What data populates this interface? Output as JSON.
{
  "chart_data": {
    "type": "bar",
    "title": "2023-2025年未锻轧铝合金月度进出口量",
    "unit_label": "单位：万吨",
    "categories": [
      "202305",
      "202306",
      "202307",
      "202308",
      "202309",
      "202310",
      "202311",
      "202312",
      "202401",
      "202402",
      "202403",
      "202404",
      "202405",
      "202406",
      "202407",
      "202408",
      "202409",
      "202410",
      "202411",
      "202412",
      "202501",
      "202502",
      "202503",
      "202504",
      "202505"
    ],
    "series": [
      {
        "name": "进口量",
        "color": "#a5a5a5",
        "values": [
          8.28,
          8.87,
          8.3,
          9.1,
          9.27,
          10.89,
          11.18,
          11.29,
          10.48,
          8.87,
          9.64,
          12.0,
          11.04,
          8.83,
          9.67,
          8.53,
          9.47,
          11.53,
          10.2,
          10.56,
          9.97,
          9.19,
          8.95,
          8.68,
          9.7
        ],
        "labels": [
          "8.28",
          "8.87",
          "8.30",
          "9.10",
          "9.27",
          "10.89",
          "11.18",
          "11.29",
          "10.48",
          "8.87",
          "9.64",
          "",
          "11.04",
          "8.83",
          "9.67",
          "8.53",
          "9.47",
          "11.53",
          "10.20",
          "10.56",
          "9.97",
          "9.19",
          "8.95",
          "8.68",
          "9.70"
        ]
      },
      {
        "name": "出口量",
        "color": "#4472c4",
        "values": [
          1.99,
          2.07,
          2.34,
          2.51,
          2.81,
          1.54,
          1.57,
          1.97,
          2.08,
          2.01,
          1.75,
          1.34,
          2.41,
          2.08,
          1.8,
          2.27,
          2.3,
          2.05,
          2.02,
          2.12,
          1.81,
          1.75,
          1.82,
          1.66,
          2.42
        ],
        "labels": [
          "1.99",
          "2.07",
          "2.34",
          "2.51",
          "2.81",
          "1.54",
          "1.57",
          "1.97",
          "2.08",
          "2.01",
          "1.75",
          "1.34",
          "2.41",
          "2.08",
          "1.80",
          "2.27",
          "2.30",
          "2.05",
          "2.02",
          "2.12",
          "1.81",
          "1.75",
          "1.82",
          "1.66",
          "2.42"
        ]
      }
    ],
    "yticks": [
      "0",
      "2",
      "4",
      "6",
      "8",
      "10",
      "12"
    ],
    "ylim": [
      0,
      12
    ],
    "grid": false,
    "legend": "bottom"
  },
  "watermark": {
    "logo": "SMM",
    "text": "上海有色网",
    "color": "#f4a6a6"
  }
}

........

### Given task
Word for word, write out the data.

### Output for this task
What data populates this interface? Output as JSON.
{
  "chart_data": {
    "type": "bar",
    "title": "2023-2025年未锻轧铝合金月度进出口量",
    "unit_label": "单位：万吨",
    "categories": [
      "202305",
      "202306",
      "202307",
      "202308",
      "202309",
      "202310",
      "202311",
      "202312",
      "202401",
      "202402",
      "202403",
      "202404",
      "202405",
      "202406",
      "202407",
      "202408",
      "202409",
      "202410",
      "202411",
      "202412",
      "202501",
      "202502",
      "202503",
      "202504",
      "202505"
    ],
    "series": [
      {
        "name": "进口量",
        "color": "#a5a5a5",
        "values": [
          8.28,
          8.87,
          8.3,
          9.1,
          9.27,
          10.89,
          11.18,
          11.29,
          10.48,
          8.87,
          9.64,
          12.0,
          11.04,
          8.83,
          9.67,
          8.53,
          9.47,
          11.53,
          10.2,
          10.56,
          9.97,
          9.19,
          8.95,
          8.68,
          9.7
        ],
        "labels": [
          "8.28",
          "8.87",
          "8.30",
          "9.10",
          "9.27",
          "10.89",
          "11.18",
          "11.29",
          "10.48",
          "8.87",
          "9.64",
          "",
          "11.04",
          "8.83",
          "9.67",
          "8.53",
          "9.47",
          "11.53",
          "10.20",
          "10.56",
          "9.97",
          "9.19",
          "8.95",
          "8.68",
          "9.70"
        ]
      },
      {
        "name": "出口量",
        "color": "#4472c4",
        "values": [
          1.99,
          2.07,
          2.34,
          2.51,
          2.81,
          1.54,
          1.57,
          1.97,
          2.08,
          2.01,
          1.75,
          1.34,
          2.41,
          2.08,
          1.8,
          2.27,
          2.3,
          2.05,
          2.02,
          2.12,
          1.81,
          1.75,
          1.82,
          1.66,
          2.42
        ],
        "labels": [
          "1.99",
          "2.07",
          "2.34",
          "2.51",
          "2.81",
          "1.54",
          "1.57",
          "1.97",
          "2.08",
          "2.01",
          "1.75",
          "1.34",
          "2.41",
          "2.08",
          "1.80",
          "2.27",
          "2.30",
          "2.05",
          "2.02",
          "2.12",
          "1.81",
          "1.75",
          "1.82",
          "1.66",
          "2.42"
        ]
      }
    ],
    "yticks": [
      "0",
      "2",
      "4",
      "6",
      "8",
      "10",
      "12"
    ],
    "ylim": [
      0,
      12
    ],
    "grid": false,
    "legend": "bottom"
  },
  "watermark": {
    "logo": "SMM",
    "text": "上海有色网",
    "color": "#f4a6a6"
  }
}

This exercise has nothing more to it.